> [Task details]:
Find the lines with the string "掌握整十" and return them.

#### Input material ####

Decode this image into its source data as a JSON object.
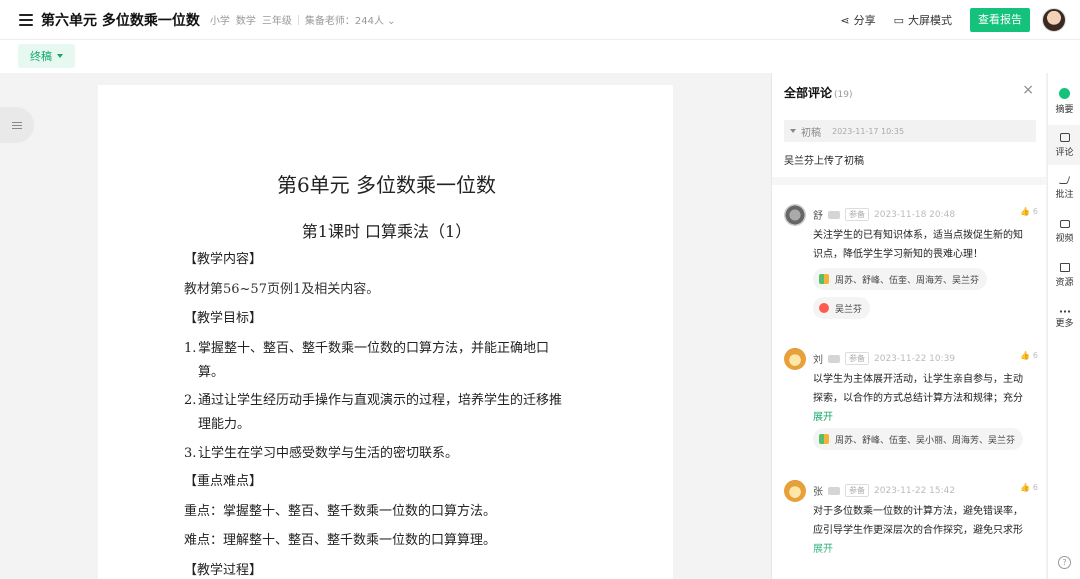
{
  "header": {
    "title": "第六单元 多位数乘一位数",
    "meta": [
      "小学",
      "数学",
      "三年级"
    ],
    "teachers": "集备老师：244人",
    "share_label": "分享",
    "screen_label": "大屏模式",
    "report_label": "查看报告"
  },
  "status": {
    "label": "终稿"
  },
  "document": {
    "title": "第6单元  多位数乘一位数",
    "lesson": "第1课时    口算乘法（1）",
    "sec_content": "【教学内容】",
    "content_text": "教材第56~57页例1及相关内容。",
    "sec_goals": "【教学目标】",
    "goals": [
      {
        "num": "1.",
        "line1": "掌握整十、整百、整千数乘一位数的口算方法，并能正确地口",
        "line2": "算。"
      },
      {
        "num": "2.",
        "line1": "通过让学生经历动手操作与直观演示的过程，培养学生的迁移推",
        "line2": "理能力。"
      },
      {
        "num": "3.",
        "line1": "让学生在学习中感受数学与生活的密切联系。",
        "line2": ""
      }
    ],
    "sec_key": "【重点难点】",
    "key_point": "重点：掌握整十、整百、整千数乘一位数的口算方法。",
    "hard_point": "难点：理解整十、整百、整千数乘一位数的口算算理。",
    "sec_process": "【教学过程】"
  },
  "comments_panel": {
    "title": "全部评论",
    "count": "(19)",
    "close": "×",
    "draft_label": "初稿",
    "draft_date": "2023-11-17 10:35",
    "upload_note": "吴兰芬上传了初稿",
    "comments": [
      {
        "name": "舒",
        "role": "参备",
        "date": "2023-11-18 20:48",
        "likes": "6",
        "line1": "关注学生的已有知识体系，适当点拨促生新的知",
        "line2": "识点，降低学生学习新知的畏难心理！",
        "more": "",
        "react1": "周苏、舒峰、伍奎、周海芳、吴兰芬",
        "react2": "吴兰芬"
      },
      {
        "name": "刘",
        "role": "参备",
        "date": "2023-11-22 10:39",
        "likes": "6",
        "line1": "以学生为主体展开活动，让学生亲自参与，主动",
        "line2": "探索，以合作的方式总结计算方法和规律；充分",
        "more": "展开",
        "react1": "周苏、舒峰、伍奎、吴小丽、周海芳、吴兰芬"
      },
      {
        "name": "张",
        "role": "参备",
        "date": "2023-11-22 15:42",
        "likes": "6",
        "line1": "对于多位数乘一位数的计算方法，避免错误率，",
        "line2": "应引导学生作更深层次的合作探究，避免只求形",
        "more": "展开"
      }
    ]
  },
  "rail": [
    {
      "label": "摘要",
      "icon": "summary-icon"
    },
    {
      "label": "评论",
      "icon": "comment-icon"
    },
    {
      "label": "批注",
      "icon": "annotate-icon"
    },
    {
      "label": "视频",
      "icon": "video-icon"
    },
    {
      "label": "资源",
      "icon": "folder-icon"
    },
    {
      "label": "更多",
      "icon": "more-icon"
    }
  ],
  "help": "?",
  "colors": {
    "accent": "#14c27c",
    "accent_text": "#14a86c"
  }
}
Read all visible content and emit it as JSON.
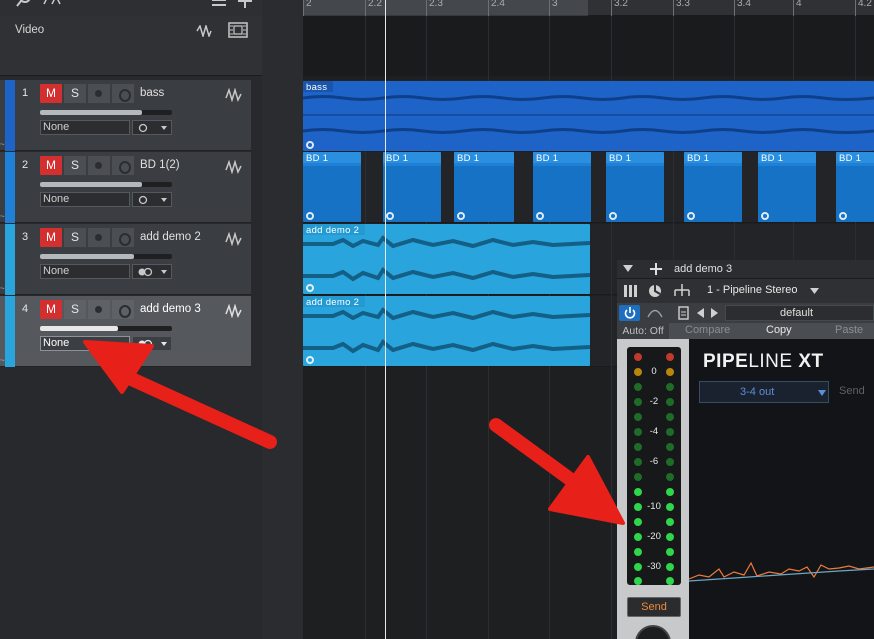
{
  "video_track": {
    "label": "Video"
  },
  "tracks": [
    {
      "number": "1",
      "mute": "M",
      "solo": "S",
      "name": "bass",
      "input": "None",
      "color": "#1e63c8",
      "volume": 0.77
    },
    {
      "number": "2",
      "mute": "M",
      "solo": "S",
      "name": "BD 1(2)",
      "input": "None",
      "color": "#1e80d6",
      "volume": 0.77
    },
    {
      "number": "3",
      "mute": "M",
      "solo": "S",
      "name": "add demo 2",
      "input": "None",
      "color": "#29a4dc",
      "volume": 0.71
    },
    {
      "number": "4",
      "mute": "M",
      "solo": "S",
      "name": "add demo 3",
      "input": "None",
      "color": "#29a4dc",
      "volume": 0.59
    }
  ],
  "ruler": {
    "labels": [
      "2",
      "2.2",
      "2.3",
      "2.4",
      "3",
      "3.2",
      "3.3",
      "3.4",
      "4",
      "4.2"
    ]
  },
  "clips": {
    "bass": "bass",
    "bd": [
      "BD 1",
      "BD 1",
      "BD 1",
      "BD 1",
      "BD 1",
      "BD 1",
      "BD 1",
      "BD 1"
    ],
    "demo2": "add demo 2",
    "demo3": "add demo 2"
  },
  "plugin": {
    "title": "add demo 3",
    "preset_channel": "1 - Pipeline Stereo",
    "preset_name": "default",
    "auto": "Auto: Off",
    "compare": "Compare",
    "copy": "Copy",
    "paste": "Paste",
    "meter_labels": [
      "0",
      "-2",
      "-4",
      "-6",
      "-10",
      "-20",
      "-30"
    ],
    "send_button": "Send",
    "pipeline_title_bold1": "PIPE",
    "pipeline_title_light": "LINE",
    "pipeline_title_bold2": "XT",
    "output_select": "3-4 out",
    "output_send": "Send"
  },
  "colors": {
    "mute": "#d32f2f",
    "bass_clip": "#1e63c8",
    "bd_clip": "#1e80d6",
    "demo_clip": "#29a4dc",
    "arrow": "#e8201a",
    "send_text": "#f08a3c"
  }
}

####

> [Problem solution]:
        "line1": "掌握整十、整百、整千数乘一位数的口算方法，并能正确地口",
    "key_point": "重点：掌握整十、整百、整千数乘一位数的口算方法。",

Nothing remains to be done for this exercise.